GIVEN EXERCISE:
For the records below, give the count of lines holding the word "виду" and nothing more.

= = = = = = =

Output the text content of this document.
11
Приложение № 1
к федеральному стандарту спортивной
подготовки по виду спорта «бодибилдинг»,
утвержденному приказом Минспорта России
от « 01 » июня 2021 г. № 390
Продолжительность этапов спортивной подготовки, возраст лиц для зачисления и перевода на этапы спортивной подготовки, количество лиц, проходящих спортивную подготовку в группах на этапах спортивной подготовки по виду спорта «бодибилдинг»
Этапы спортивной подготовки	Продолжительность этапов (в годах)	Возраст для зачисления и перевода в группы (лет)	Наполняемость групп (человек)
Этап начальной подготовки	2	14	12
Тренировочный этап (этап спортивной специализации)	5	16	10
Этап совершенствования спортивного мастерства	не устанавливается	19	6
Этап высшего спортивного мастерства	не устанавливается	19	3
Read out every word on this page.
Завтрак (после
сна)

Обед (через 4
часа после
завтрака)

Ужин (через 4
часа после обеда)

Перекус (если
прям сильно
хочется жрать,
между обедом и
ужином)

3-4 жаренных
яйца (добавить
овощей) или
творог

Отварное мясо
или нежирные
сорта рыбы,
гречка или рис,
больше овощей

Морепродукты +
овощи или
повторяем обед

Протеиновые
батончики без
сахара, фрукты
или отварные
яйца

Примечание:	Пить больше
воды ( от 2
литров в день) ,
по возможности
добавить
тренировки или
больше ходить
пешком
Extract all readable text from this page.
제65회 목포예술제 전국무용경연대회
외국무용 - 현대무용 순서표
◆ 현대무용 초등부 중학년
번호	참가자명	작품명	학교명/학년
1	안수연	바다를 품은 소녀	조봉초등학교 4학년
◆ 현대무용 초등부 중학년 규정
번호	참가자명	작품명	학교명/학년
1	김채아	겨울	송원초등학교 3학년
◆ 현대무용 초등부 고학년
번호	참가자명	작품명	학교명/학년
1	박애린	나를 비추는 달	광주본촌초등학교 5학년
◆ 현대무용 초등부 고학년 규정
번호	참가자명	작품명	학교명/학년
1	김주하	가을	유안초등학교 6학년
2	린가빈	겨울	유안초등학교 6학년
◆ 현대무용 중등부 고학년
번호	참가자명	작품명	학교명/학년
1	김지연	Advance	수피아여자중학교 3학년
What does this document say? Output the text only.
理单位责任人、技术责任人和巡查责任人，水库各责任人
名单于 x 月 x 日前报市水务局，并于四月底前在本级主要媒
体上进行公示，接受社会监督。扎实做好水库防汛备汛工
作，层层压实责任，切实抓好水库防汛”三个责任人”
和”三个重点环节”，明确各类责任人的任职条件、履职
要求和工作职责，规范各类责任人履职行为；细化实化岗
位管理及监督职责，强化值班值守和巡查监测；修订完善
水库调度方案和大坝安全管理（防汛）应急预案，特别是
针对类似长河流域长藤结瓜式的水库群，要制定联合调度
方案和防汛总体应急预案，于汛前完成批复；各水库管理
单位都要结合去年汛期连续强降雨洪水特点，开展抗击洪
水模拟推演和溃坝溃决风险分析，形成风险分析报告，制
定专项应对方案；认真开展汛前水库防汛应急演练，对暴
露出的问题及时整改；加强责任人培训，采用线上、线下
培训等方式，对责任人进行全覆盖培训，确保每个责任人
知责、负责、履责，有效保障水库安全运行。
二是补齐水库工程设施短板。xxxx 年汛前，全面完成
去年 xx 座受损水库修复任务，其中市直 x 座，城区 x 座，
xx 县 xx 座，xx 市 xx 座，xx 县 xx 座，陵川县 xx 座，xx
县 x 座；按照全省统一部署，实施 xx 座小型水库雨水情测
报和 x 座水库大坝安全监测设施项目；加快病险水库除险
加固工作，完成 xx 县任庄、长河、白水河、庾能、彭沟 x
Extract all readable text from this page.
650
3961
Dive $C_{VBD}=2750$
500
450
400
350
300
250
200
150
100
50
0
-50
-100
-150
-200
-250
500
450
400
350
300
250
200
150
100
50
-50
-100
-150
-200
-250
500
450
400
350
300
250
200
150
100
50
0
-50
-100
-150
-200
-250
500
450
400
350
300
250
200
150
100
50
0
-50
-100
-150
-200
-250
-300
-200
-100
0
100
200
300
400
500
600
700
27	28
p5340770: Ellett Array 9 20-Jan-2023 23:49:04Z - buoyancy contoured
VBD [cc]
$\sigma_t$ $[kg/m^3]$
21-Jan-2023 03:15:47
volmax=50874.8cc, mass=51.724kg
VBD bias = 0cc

= = = = = = =

SOLUTION FOR THIS TASK:
2